= Task statement =
Write out the listing below in full and exactly, leaving out every picture.

Records
++++++++
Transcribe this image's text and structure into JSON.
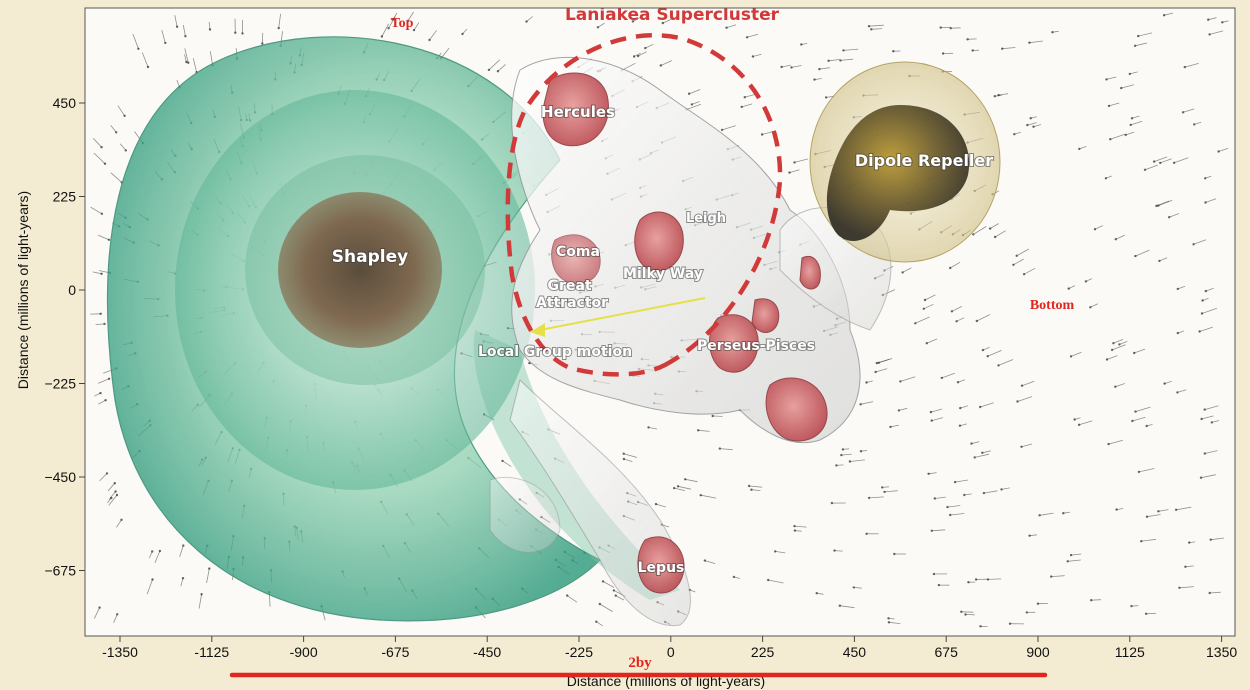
{
  "figure": {
    "title": "Laniakea Supercluster",
    "xlabel": "Distance (millions of light-years)",
    "ylabel": "Distance (millions of light-years)",
    "x_ticks": [
      "-1350",
      "-1125",
      "-900",
      "-675",
      "-450",
      "-225",
      "0",
      "225",
      "450",
      "675",
      "900",
      "1125",
      "1350"
    ],
    "y_ticks": [
      "450",
      "225",
      "0",
      "−225",
      "−450",
      "−675"
    ],
    "y_top_clipped": "675",
    "regions": {
      "shapley": "Shapley",
      "hercules": "Hercules",
      "dipole_repeller": "Dipole Repeller",
      "coma": "Coma",
      "milky_way": "Milky Way",
      "great_attractor": "Great\nAttractor",
      "local_group_motion": "Local Group motion",
      "perseus_pisces": "Perseus-Pisces",
      "leigh": "Leigh",
      "lepus": "Lepus"
    }
  },
  "annotations": {
    "top": "Top",
    "bottom": "Bottom",
    "span": "2by"
  },
  "colors": {
    "shapley_green": "#3fa889",
    "cluster_red": "#c8545a",
    "dipole_gold": "#c7a93a",
    "laniakea_dash": "#d23a3a",
    "annotation_red": "#e0261f",
    "flow_arrow": "#e5e04a"
  }
}
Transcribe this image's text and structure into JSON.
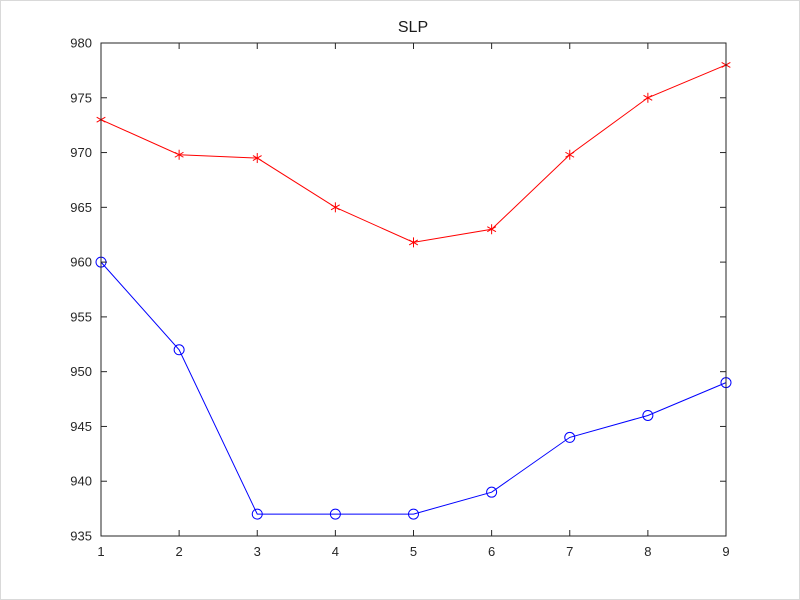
{
  "chart_data": {
    "type": "line",
    "title": "SLP",
    "xlabel": "",
    "ylabel": "",
    "xlim": [
      1,
      9
    ],
    "ylim": [
      935,
      980
    ],
    "xticks": [
      1,
      2,
      3,
      4,
      5,
      6,
      7,
      8,
      9
    ],
    "yticks": [
      935,
      940,
      945,
      950,
      955,
      960,
      965,
      970,
      975,
      980
    ],
    "grid": false,
    "legend": "none",
    "x": [
      1,
      2,
      3,
      4,
      5,
      6,
      7,
      8,
      9
    ],
    "series": [
      {
        "name": "red-asterisk-series",
        "color": "#ff0000",
        "marker": "asterisk",
        "values": [
          973,
          969.8,
          969.5,
          965,
          961.8,
          963,
          969.8,
          975,
          978
        ]
      },
      {
        "name": "blue-circle-series",
        "color": "#0000ff",
        "marker": "circle",
        "values": [
          960,
          952,
          937,
          937,
          937,
          939,
          944,
          946,
          949
        ]
      }
    ],
    "axis_color": "#262626"
  }
}
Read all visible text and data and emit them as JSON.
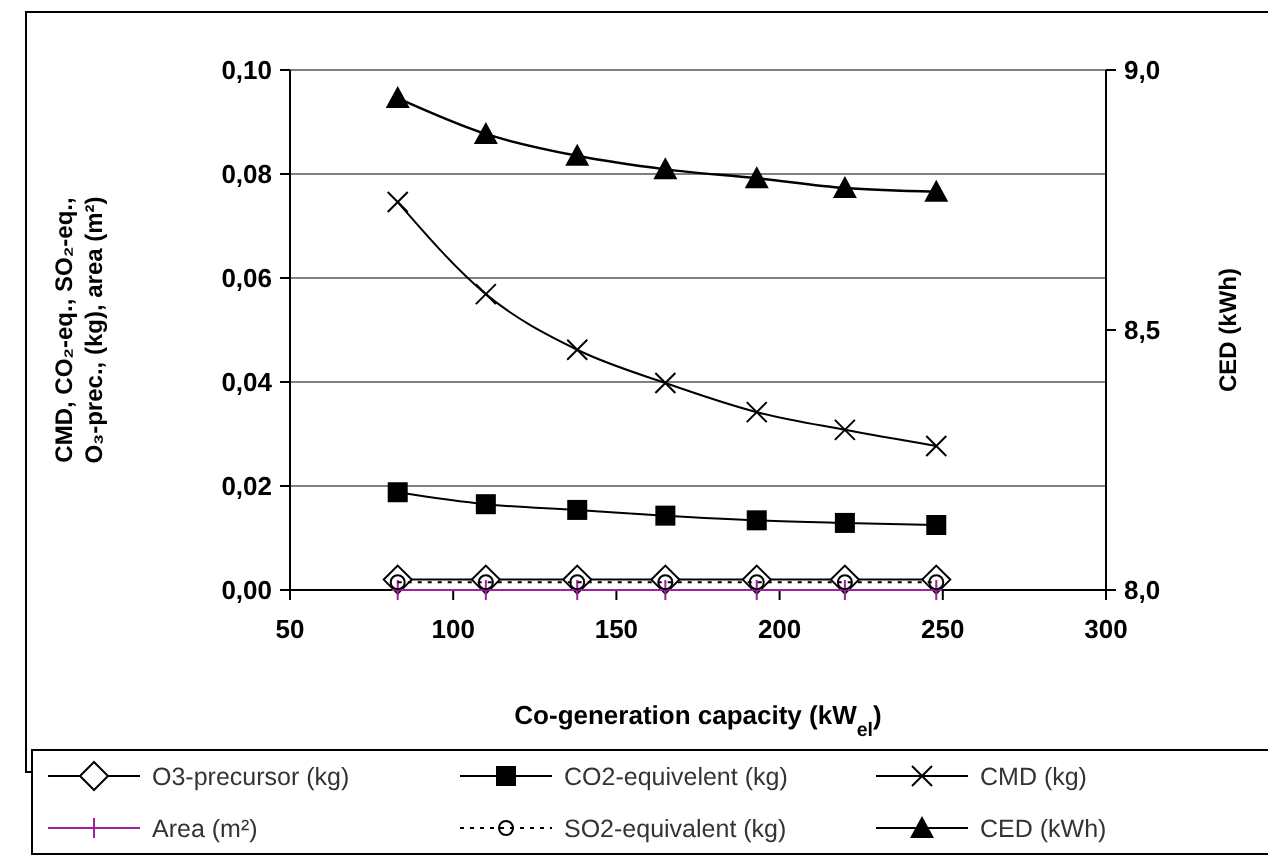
++++++++
= Exercise result =
Transcribe this image's text and structure into JSON.
{
  "figure": {
    "title": "Laniakea Supercluster",
    "xlabel": "Distance (millions of light-years)",
    "ylabel": "Distance (millions of light-years)",
    "x_ticks": [
      "-1350",
      "-1125",
      "-900",
      "-675",
      "-450",
      "-225",
      "0",
      "225",
      "450",
      "675",
      "900",
      "1125",
      "1350"
    ],
    "y_ticks": [
      "450",
      "225",
      "0",
      "−225",
      "−450",
      "−675"
    ],
    "y_top_clipped": "675",
    "regions": {
      "shapley": "Shapley",
      "hercules": "Hercules",
      "dipole_repeller": "Dipole Repeller",
      "coma": "Coma",
      "milky_way": "Milky Way",
      "great_attractor": "Great\nAttractor",
      "local_group_motion": "Local Group motion",
      "perseus_pisces": "Perseus-Pisces",
      "leigh": "Leigh",
      "lepus": "Lepus"
    }
  },
  "annotations": {
    "top": "Top",
    "bottom": "Bottom",
    "span": "2by"
  },
  "colors": {
    "shapley_green": "#3fa889",
    "cluster_red": "#c8545a",
    "dipole_gold": "#c7a93a",
    "laniakea_dash": "#d23a3a",
    "annotation_red": "#e0261f",
    "flow_arrow": "#e5e04a"
  }
}
Transcribe this image's text and structure into JSON.
{
  "chart_data": {
    "type": "line",
    "title": "SLP",
    "xlabel": "",
    "ylabel": "",
    "xlim": [
      1,
      9
    ],
    "ylim": [
      935,
      980
    ],
    "xticks": [
      1,
      2,
      3,
      4,
      5,
      6,
      7,
      8,
      9
    ],
    "yticks": [
      935,
      940,
      945,
      950,
      955,
      960,
      965,
      970,
      975,
      980
    ],
    "grid": false,
    "legend": "none",
    "x": [
      1,
      2,
      3,
      4,
      5,
      6,
      7,
      8,
      9
    ],
    "series": [
      {
        "name": "red-asterisk-series",
        "color": "#ff0000",
        "marker": "asterisk",
        "values": [
          973,
          969.8,
          969.5,
          965,
          961.8,
          963,
          969.8,
          975,
          978
        ]
      },
      {
        "name": "blue-circle-series",
        "color": "#0000ff",
        "marker": "circle",
        "values": [
          960,
          952,
          937,
          937,
          937,
          939,
          944,
          946,
          949
        ]
      }
    ],
    "axis_color": "#262626"
  }
}
Read all visible text and data and emit them as JSON.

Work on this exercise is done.